Brief. Copy out all the entries exactly.

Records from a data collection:
--- --- ---
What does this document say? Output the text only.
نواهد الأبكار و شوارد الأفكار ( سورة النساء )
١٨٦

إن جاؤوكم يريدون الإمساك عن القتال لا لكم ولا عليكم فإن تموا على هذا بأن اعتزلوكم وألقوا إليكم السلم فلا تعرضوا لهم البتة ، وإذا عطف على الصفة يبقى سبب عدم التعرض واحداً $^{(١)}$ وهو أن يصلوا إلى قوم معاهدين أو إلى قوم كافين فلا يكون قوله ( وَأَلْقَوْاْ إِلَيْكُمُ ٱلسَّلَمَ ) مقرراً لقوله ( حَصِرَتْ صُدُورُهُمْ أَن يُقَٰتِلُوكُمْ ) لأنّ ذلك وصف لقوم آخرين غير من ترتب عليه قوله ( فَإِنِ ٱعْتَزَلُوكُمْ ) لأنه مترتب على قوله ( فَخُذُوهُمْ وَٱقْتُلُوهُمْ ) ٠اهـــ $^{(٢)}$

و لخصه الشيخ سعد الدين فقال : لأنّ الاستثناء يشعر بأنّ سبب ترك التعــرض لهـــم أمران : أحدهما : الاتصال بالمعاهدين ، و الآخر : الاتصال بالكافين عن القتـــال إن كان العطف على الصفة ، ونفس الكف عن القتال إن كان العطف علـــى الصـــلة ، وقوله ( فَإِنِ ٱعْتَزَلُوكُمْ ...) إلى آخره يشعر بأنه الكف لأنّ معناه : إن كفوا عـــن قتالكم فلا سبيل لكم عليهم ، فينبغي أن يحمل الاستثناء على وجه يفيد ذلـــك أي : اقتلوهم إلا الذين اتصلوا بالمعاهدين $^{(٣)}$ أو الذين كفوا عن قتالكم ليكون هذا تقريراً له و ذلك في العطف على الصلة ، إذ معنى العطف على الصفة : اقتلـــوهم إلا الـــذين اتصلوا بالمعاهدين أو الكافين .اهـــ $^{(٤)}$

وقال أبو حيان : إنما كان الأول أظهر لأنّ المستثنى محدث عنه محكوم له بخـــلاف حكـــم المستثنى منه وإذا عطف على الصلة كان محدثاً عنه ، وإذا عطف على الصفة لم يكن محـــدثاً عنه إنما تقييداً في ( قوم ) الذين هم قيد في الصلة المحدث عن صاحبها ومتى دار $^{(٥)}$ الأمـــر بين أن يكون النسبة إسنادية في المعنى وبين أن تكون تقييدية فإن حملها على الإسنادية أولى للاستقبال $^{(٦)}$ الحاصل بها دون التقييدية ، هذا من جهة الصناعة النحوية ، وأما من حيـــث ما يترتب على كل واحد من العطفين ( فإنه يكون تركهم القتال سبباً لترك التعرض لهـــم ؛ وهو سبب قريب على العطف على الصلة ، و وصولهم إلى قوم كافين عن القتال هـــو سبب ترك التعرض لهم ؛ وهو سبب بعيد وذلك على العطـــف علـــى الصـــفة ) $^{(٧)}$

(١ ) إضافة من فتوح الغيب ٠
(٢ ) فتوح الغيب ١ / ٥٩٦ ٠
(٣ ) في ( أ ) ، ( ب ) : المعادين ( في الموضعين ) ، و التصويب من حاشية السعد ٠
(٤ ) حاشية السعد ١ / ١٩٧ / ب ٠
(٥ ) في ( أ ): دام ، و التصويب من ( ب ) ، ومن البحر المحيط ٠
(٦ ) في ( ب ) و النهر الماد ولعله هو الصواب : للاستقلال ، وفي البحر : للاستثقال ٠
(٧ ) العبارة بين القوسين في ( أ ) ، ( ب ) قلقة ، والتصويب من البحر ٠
--- --- ---
Output for this exercise.
What does this document say? Output the text only.
نواهد الأبكار و شوارد الأفكار ( سورة النساء )
١٨٦

إن جاؤوكم يريدون الإمساك عن القتال لا لكم ولا عليكم فإن تموا على هذا بأن اعتزلوكم وألقوا إليكم السلم فلا تعرضوا لهم البتة ، وإذا عطف على الصفة يبقى سبب عدم التعرض واحداً $^{(١)}$ وهو أن يصلوا إلى قوم معاهدين أو إلى قوم كافين فلا يكون قوله ( وَأَلْقَوْاْ إِلَيْكُمُ ٱلسَّلَمَ ) مقرراً لقوله ( حَصِرَتْ صُدُورُهُمْ أَن يُقَٰتِلُوكُمْ ) لأنّ ذلك وصف لقوم آخرين غير من ترتب عليه قوله ( فَإِنِ ٱعْتَزَلُوكُمْ ) لأنه مترتب على قوله ( فَخُذُوهُمْ وَٱقْتُلُوهُمْ ) ٠اهـــ $^{(٢)}$

و لخصه الشيخ سعد الدين فقال : لأنّ الاستثناء يشعر بأنّ سبب ترك التعــرض لهـــم أمران : أحدهما : الاتصال بالمعاهدين ، و الآخر : الاتصال بالكافين عن القتـــال إن كان العطف على الصفة ، ونفس الكف عن القتال إن كان العطف علـــى الصـــلة ، وقوله ( فَإِنِ ٱعْتَزَلُوكُمْ ...) إلى آخره يشعر بأنه الكف لأنّ معناه : إن كفوا عـــن قتالكم فلا سبيل لكم عليهم ، فينبغي أن يحمل الاستثناء على وجه يفيد ذلـــك أي : اقتلوهم إلا الذين اتصلوا بالمعاهدين $^{(٣)}$ أو الذين كفوا عن قتالكم ليكون هذا تقريراً له و ذلك في العطف على الصلة ، إذ معنى العطف على الصفة : اقتلـــوهم إلا الـــذين اتصلوا بالمعاهدين أو الكافين .اهـــ $^{(٤)}$

وقال أبو حيان : إنما كان الأول أظهر لأنّ المستثنى محدث عنه محكوم له بخـــلاف حكـــم المستثنى منه وإذا عطف على الصلة كان محدثاً عنه ، وإذا عطف على الصفة لم يكن محـــدثاً عنه إنما تقييداً في ( قوم ) الذين هم قيد في الصلة المحدث عن صاحبها ومتى دار $^{(٥)}$ الأمـــر بين أن يكون النسبة إسنادية في المعنى وبين أن تكون تقييدية فإن حملها على الإسنادية أولى للاستقبال $^{(٦)}$ الحاصل بها دون التقييدية ، هذا من جهة الصناعة النحوية ، وأما من حيـــث ما يترتب على كل واحد من العطفين ( فإنه يكون تركهم القتال سبباً لترك التعرض لهـــم ؛ وهو سبب قريب على العطف على الصلة ، و وصولهم إلى قوم كافين عن القتال هـــو سبب ترك التعرض لهم ؛ وهو سبب بعيد وذلك على العطـــف علـــى الصـــفة ) $^{(٧)}$

(١ ) إضافة من فتوح الغيب ٠
(٢ ) فتوح الغيب ١ / ٥٩٦ ٠
(٣ ) في ( أ ) ، ( ب ) : المعادين ( في الموضعين ) ، و التصويب من حاشية السعد ٠
(٤ ) حاشية السعد ١ / ١٩٧ / ب ٠
(٥ ) في ( أ ): دام ، و التصويب من ( ب ) ، ومن البحر المحيط ٠
(٦ ) في ( ب ) و النهر الماد ولعله هو الصواب : للاستقلال ، وفي البحر : للاستثقال ٠
(٧ ) العبارة بين القوسين في ( أ ) ، ( ب ) قلقة ، والتصويب من البحر ٠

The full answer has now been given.